■ **Exercise task**
Pull every "title" line out of the data below.

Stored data
====

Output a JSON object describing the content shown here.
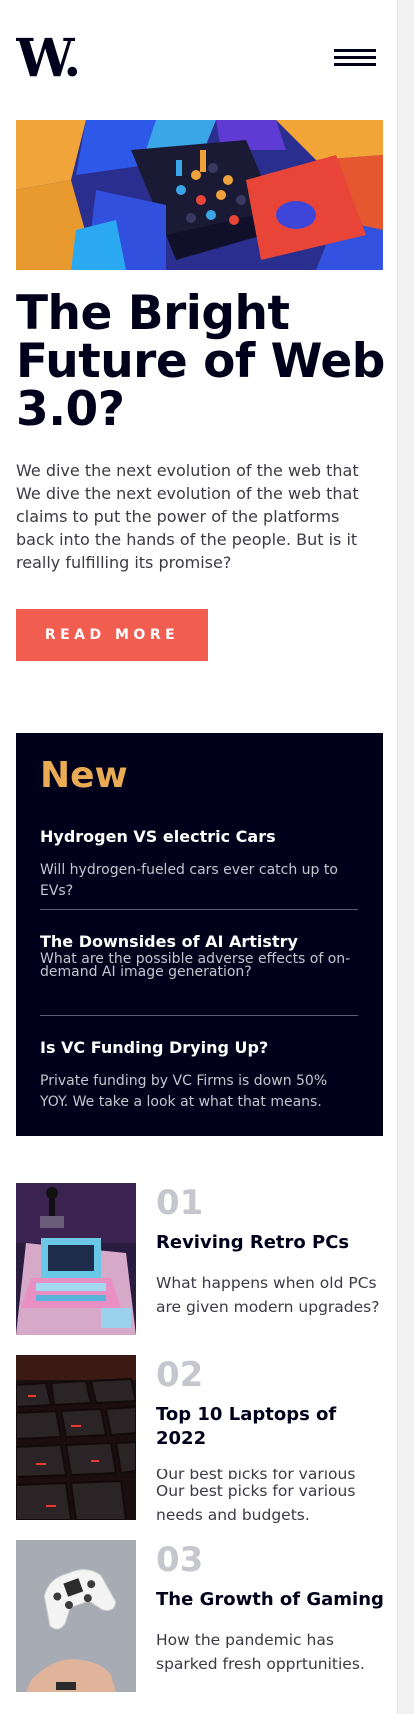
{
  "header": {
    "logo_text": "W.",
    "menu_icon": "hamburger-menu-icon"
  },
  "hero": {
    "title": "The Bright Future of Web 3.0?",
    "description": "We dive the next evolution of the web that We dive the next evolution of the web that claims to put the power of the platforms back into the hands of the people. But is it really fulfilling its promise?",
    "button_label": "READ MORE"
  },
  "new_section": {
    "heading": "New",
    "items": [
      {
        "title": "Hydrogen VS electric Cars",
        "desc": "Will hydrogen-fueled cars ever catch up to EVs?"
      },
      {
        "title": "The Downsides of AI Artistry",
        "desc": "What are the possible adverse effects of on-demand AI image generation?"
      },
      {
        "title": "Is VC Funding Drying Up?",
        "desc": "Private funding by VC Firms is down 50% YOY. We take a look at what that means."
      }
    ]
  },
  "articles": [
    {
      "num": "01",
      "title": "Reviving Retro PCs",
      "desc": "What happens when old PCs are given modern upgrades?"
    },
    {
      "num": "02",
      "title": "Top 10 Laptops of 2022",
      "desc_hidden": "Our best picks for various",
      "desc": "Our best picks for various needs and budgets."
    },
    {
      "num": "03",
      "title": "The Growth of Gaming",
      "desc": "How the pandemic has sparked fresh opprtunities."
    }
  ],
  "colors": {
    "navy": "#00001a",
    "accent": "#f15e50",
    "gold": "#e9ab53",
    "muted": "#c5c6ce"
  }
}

====

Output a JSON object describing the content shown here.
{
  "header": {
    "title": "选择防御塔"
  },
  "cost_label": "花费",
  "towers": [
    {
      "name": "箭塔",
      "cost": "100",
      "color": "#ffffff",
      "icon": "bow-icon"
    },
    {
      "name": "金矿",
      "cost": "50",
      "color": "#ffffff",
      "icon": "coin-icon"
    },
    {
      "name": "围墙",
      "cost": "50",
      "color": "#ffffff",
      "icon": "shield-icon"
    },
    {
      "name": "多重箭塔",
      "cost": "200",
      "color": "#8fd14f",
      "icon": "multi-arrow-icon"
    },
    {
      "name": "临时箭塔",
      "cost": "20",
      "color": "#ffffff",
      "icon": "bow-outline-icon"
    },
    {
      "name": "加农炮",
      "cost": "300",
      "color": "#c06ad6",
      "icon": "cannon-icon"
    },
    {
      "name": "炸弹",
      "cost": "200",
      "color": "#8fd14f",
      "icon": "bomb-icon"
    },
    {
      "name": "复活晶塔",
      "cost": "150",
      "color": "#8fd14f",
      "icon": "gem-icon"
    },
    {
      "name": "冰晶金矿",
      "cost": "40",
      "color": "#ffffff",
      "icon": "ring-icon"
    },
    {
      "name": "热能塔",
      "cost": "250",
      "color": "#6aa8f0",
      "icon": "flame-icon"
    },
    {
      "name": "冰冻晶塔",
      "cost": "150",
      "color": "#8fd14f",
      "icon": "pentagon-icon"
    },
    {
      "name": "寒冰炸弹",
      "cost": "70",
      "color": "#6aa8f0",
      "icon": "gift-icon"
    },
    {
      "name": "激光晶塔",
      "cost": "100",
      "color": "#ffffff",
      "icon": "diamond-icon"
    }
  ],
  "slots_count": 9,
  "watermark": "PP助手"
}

====

■ **Full answer**
    "title": "The Bright Future of Web 3.0?",
        "title": "Hydrogen VS electric Cars",
        "title": "The Downsides of AI Artistry",
        "title": "Is VC Funding Drying Up?",
      "title": "Reviving Retro PCs",
      "title": "Top 10 Laptops of 2022",
      "title": "The Growth of Gaming",
    "title": "选择防御塔"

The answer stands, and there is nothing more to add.